§ **Written instruction**: Copy these rows exactly as they appear, leaving out the pictures.

§ **Records provided**:
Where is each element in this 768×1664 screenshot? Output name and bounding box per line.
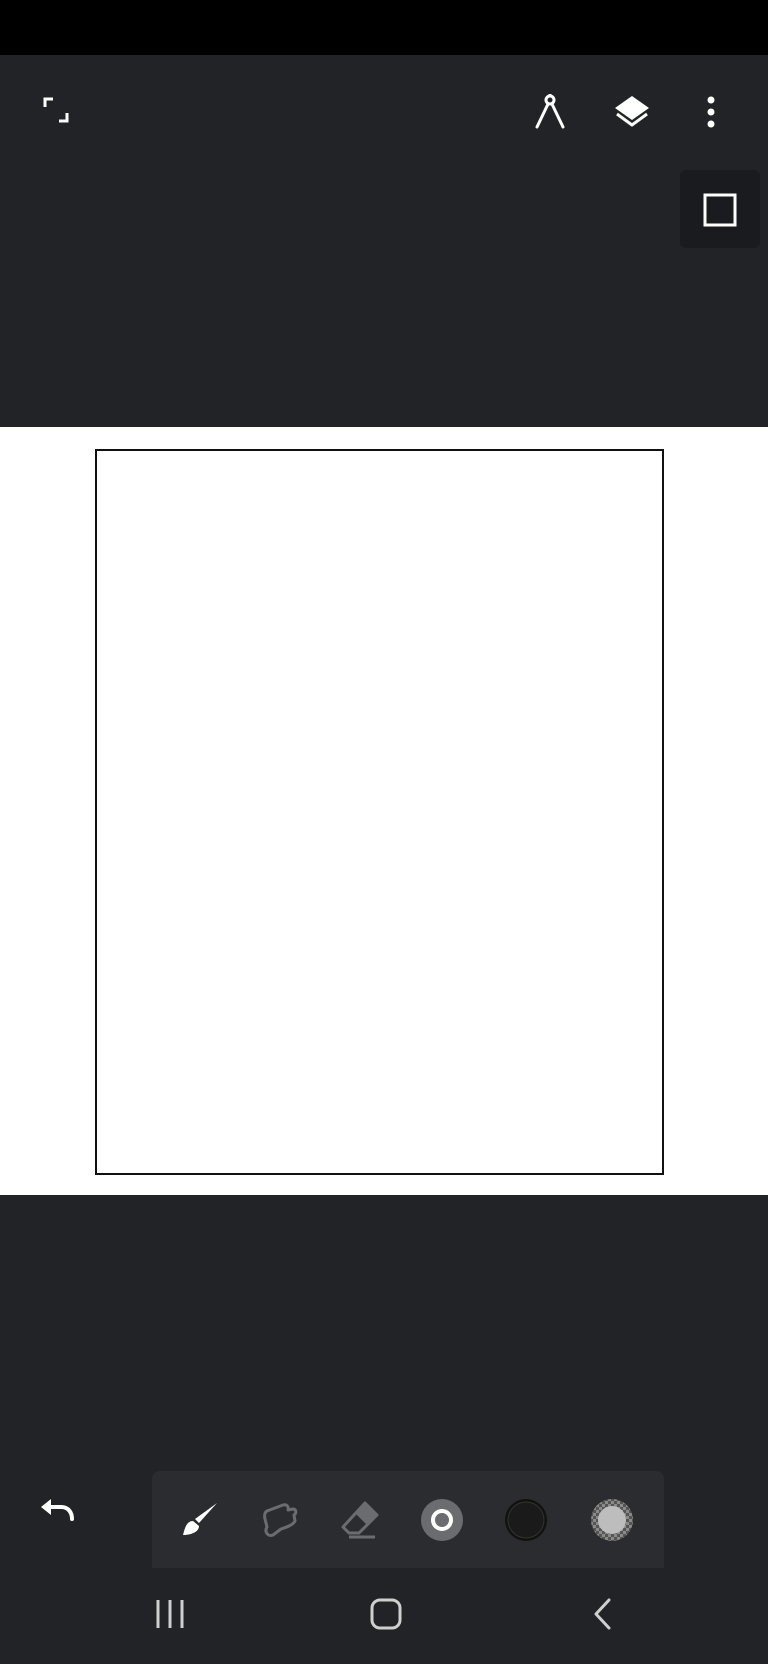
recents-icon[interactable] — [146, 1594, 194, 1634]
canvas-frame[interactable] — [95, 449, 664, 1175]
status-bar — [0, 0, 768, 55]
home-icon[interactable] — [362, 1594, 410, 1634]
compass-icon[interactable] — [530, 90, 570, 134]
eraser-icon[interactable] — [336, 1496, 384, 1544]
square-shape-icon[interactable] — [698, 188, 742, 232]
undo-icon[interactable] — [34, 1492, 78, 1532]
brush-size-icon[interactable] — [418, 1496, 466, 1544]
opacity-icon[interactable] — [588, 1496, 636, 1544]
back-icon[interactable] — [584, 1594, 620, 1634]
fullscreen-icon[interactable] — [36, 90, 76, 130]
brush-icon[interactable] — [176, 1496, 224, 1544]
smudge-icon[interactable] — [256, 1496, 304, 1544]
more-vert-icon[interactable] — [696, 90, 726, 134]
color-swatch-icon[interactable] — [502, 1496, 550, 1544]
layers-icon[interactable] — [610, 90, 654, 134]
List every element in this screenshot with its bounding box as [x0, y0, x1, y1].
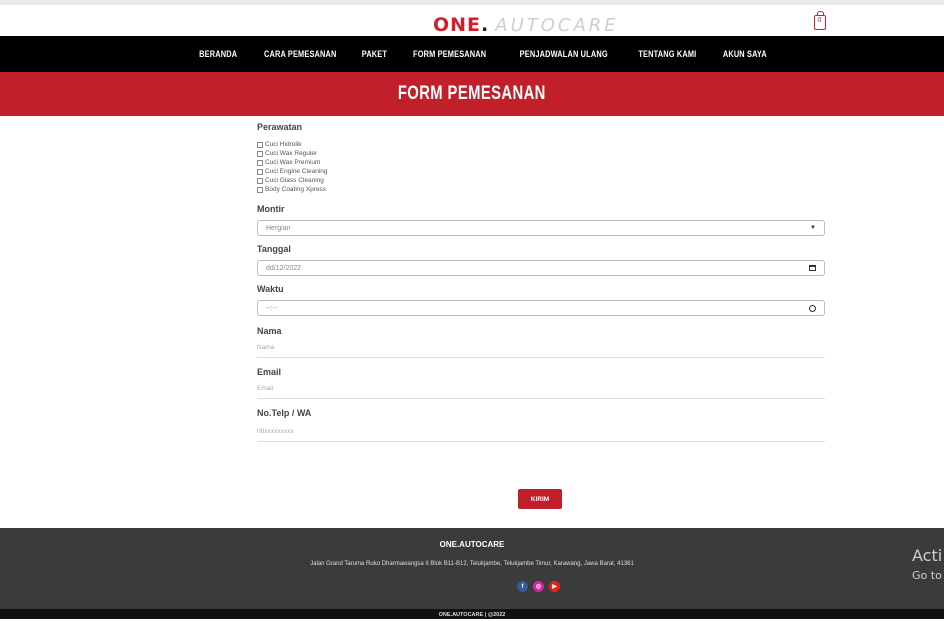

§ **Finished task**:
Where is each element in this 768×1664 screenshot? Output name and bounding box per line.
recents-icon[interactable] — [146, 1594, 194, 1634]
canvas-frame[interactable] — [95, 449, 664, 1175]
status-bar — [0, 0, 768, 55]
home-icon[interactable] — [362, 1594, 410, 1634]
compass-icon[interactable] — [530, 90, 570, 134]
eraser-icon[interactable] — [336, 1496, 384, 1544]
square-shape-icon[interactable] — [698, 188, 742, 232]
undo-icon[interactable] — [34, 1492, 78, 1532]
brush-size-icon[interactable] — [418, 1496, 466, 1544]
opacity-icon[interactable] — [588, 1496, 636, 1544]
back-icon[interactable] — [584, 1594, 620, 1634]
fullscreen-icon[interactable] — [36, 90, 76, 130]
brush-icon[interactable] — [176, 1496, 224, 1544]
smudge-icon[interactable] — [256, 1496, 304, 1544]
more-vert-icon[interactable] — [696, 90, 726, 134]
color-swatch-icon[interactable] — [502, 1496, 550, 1544]
layers-icon[interactable] — [610, 90, 654, 134]
List every element in this screenshot with its bounding box as [x0, y0, x1, y1].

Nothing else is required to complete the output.